[Start]
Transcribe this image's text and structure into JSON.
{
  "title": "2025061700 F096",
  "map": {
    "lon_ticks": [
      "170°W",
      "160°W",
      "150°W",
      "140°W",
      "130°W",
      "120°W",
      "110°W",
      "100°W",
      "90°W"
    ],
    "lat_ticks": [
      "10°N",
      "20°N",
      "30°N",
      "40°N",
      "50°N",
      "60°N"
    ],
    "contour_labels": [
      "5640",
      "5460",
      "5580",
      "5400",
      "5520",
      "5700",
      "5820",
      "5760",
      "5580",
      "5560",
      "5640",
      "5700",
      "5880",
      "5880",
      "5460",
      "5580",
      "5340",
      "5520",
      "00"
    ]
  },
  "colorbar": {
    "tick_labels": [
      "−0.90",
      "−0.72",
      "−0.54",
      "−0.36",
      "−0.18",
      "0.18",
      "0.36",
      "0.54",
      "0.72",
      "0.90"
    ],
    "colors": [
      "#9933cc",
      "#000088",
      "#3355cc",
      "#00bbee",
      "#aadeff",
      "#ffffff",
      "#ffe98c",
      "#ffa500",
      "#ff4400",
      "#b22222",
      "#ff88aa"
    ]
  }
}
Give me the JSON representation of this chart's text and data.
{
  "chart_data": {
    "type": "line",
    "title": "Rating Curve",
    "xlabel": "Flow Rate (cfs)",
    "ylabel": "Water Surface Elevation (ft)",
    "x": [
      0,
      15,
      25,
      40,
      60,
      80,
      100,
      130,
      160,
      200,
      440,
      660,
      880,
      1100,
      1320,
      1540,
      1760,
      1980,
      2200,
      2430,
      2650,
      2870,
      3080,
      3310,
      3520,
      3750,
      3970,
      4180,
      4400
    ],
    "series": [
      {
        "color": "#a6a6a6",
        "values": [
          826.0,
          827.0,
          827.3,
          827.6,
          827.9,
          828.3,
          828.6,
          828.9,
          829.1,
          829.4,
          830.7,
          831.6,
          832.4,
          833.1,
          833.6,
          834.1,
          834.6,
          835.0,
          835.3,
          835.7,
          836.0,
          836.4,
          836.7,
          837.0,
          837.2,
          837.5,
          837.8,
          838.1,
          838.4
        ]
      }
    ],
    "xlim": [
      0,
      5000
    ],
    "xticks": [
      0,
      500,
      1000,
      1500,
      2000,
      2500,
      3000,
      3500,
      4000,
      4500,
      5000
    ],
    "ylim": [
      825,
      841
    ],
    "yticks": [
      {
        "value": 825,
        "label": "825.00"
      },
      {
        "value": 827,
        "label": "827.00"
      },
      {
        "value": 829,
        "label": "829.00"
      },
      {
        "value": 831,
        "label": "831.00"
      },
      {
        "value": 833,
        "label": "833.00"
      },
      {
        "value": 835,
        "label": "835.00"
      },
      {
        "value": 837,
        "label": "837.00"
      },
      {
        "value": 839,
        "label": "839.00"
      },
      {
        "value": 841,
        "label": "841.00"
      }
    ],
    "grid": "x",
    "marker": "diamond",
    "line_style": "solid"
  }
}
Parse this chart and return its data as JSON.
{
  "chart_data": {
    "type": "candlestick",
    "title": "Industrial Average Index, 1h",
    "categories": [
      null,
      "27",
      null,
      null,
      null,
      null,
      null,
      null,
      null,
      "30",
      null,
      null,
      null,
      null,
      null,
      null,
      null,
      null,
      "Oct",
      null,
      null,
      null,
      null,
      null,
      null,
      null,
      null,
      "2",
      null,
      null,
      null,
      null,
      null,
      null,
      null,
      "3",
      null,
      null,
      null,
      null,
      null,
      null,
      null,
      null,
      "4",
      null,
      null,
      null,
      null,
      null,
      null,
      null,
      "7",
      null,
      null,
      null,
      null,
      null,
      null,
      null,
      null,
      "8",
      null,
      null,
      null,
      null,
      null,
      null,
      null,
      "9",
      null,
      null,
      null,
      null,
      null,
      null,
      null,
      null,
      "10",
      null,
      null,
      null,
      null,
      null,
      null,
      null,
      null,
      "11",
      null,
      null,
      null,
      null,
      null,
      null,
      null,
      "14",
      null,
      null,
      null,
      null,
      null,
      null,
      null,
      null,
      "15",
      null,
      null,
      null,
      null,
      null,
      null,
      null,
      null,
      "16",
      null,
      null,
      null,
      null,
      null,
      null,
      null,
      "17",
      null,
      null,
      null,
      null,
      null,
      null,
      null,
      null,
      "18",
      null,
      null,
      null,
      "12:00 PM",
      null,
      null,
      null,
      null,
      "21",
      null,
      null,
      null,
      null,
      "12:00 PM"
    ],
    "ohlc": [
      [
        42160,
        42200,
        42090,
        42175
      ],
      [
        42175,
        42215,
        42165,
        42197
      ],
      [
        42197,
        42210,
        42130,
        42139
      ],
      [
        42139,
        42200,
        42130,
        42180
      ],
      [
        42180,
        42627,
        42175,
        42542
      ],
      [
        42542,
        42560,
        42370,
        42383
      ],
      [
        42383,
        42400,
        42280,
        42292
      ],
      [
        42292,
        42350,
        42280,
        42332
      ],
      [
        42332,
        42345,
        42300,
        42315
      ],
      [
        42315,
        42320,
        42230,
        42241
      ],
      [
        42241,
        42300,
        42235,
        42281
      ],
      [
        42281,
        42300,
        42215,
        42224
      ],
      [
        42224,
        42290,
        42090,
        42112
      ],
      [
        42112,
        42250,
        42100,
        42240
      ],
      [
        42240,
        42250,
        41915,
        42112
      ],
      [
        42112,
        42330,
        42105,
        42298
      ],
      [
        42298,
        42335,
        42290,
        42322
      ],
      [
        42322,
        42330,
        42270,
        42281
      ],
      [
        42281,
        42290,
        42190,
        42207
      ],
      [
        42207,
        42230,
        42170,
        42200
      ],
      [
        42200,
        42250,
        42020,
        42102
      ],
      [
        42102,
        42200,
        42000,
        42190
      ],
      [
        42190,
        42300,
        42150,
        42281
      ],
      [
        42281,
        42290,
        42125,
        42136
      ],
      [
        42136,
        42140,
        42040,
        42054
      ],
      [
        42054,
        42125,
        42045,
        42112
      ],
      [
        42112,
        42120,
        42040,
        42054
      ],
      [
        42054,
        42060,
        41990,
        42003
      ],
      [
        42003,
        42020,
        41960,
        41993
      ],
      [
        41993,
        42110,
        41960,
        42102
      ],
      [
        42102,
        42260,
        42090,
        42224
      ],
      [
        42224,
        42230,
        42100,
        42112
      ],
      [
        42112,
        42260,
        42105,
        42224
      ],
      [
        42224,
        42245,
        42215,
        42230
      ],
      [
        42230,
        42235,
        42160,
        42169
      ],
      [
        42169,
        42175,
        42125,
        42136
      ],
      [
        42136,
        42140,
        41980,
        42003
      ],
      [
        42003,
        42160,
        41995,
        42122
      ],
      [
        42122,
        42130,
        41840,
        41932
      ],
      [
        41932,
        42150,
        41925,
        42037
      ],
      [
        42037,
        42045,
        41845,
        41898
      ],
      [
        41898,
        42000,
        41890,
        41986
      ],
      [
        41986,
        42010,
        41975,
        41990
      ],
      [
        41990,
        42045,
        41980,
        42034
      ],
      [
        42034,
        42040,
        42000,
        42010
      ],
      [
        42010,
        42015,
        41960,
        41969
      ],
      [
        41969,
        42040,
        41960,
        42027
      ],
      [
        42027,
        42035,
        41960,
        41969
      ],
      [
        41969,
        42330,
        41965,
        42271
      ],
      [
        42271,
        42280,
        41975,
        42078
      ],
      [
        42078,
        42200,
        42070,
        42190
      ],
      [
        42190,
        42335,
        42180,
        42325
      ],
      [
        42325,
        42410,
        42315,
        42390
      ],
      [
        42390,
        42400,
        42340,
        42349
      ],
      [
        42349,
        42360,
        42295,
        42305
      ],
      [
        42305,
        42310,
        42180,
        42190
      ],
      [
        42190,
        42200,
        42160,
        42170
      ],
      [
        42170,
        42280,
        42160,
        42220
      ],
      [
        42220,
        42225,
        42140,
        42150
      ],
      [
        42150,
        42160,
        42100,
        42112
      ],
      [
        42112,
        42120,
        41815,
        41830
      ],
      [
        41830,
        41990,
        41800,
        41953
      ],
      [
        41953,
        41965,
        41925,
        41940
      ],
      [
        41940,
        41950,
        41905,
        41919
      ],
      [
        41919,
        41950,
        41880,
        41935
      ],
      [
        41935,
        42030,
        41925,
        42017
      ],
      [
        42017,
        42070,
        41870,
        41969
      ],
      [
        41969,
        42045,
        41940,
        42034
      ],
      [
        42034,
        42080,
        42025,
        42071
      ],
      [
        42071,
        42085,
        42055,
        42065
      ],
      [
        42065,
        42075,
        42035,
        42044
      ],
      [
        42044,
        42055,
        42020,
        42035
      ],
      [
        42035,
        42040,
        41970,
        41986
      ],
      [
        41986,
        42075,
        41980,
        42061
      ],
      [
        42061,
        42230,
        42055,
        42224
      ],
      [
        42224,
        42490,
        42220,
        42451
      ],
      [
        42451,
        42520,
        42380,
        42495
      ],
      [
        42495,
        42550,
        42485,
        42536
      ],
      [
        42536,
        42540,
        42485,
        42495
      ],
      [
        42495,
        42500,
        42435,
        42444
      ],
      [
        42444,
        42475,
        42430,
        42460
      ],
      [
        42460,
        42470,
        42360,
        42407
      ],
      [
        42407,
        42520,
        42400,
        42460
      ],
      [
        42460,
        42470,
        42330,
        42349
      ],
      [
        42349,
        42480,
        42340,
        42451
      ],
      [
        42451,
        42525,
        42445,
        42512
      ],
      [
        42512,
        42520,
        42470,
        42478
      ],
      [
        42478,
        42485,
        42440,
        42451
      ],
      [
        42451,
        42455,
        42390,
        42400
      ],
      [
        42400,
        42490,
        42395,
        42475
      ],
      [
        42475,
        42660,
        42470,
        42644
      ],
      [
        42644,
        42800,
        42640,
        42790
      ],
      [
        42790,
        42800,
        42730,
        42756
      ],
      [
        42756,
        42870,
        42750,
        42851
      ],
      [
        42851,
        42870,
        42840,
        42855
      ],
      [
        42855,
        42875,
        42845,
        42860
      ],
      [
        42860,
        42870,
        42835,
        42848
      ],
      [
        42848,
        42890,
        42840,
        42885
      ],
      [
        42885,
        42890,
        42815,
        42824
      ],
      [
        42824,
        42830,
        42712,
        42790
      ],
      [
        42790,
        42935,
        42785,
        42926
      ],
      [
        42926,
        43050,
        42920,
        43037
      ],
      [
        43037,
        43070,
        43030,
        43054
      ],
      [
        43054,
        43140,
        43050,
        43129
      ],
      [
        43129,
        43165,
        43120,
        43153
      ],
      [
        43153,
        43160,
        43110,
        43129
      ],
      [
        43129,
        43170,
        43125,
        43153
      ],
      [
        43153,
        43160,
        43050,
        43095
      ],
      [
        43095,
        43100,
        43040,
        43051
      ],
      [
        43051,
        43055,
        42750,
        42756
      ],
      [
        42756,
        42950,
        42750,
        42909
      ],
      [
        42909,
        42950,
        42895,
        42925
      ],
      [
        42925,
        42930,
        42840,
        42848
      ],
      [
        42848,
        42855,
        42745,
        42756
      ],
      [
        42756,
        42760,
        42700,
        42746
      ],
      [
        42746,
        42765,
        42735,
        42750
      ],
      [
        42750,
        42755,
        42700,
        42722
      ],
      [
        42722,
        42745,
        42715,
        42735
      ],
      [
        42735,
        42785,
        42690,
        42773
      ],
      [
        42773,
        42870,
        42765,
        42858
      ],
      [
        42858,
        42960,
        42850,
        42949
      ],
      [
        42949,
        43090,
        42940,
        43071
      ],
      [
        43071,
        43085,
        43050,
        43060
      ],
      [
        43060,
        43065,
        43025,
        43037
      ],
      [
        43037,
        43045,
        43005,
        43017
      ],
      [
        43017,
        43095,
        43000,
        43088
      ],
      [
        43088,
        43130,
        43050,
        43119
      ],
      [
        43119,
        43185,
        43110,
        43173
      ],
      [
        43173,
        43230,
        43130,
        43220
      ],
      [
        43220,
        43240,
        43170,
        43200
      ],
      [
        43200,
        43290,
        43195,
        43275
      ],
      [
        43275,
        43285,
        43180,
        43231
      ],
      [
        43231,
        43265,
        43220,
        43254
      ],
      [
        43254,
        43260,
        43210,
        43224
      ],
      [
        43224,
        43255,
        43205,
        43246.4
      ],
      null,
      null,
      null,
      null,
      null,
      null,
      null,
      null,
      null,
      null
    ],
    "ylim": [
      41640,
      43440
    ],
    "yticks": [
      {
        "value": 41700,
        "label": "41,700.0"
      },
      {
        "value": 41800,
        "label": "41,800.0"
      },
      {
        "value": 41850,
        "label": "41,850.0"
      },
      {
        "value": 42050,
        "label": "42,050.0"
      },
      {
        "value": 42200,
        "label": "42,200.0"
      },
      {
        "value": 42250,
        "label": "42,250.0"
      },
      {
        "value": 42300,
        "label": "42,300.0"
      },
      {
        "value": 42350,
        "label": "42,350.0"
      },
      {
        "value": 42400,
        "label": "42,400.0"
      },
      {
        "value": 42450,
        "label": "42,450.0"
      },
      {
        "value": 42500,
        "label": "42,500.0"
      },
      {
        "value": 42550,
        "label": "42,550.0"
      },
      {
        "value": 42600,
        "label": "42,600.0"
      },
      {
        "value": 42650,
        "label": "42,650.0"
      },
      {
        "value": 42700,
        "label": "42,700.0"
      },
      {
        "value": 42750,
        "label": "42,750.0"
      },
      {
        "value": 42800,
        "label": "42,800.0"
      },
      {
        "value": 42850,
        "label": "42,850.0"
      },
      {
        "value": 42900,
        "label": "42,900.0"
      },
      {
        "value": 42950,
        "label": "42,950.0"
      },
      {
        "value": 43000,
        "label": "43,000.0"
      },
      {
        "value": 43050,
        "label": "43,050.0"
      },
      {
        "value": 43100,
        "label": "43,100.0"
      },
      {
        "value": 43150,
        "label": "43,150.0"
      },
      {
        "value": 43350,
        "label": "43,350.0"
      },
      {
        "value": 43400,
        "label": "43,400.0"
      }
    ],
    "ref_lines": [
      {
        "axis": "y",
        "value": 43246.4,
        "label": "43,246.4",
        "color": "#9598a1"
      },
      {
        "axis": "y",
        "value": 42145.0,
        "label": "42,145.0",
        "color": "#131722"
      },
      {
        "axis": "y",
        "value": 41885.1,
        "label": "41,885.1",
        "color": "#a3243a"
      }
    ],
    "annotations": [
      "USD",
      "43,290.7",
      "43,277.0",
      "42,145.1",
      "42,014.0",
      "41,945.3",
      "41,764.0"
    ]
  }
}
[End]
## Exercise directions:
Note how many lines of the material contain the string "this". Then report that number by itself.

## Exercise solution:
3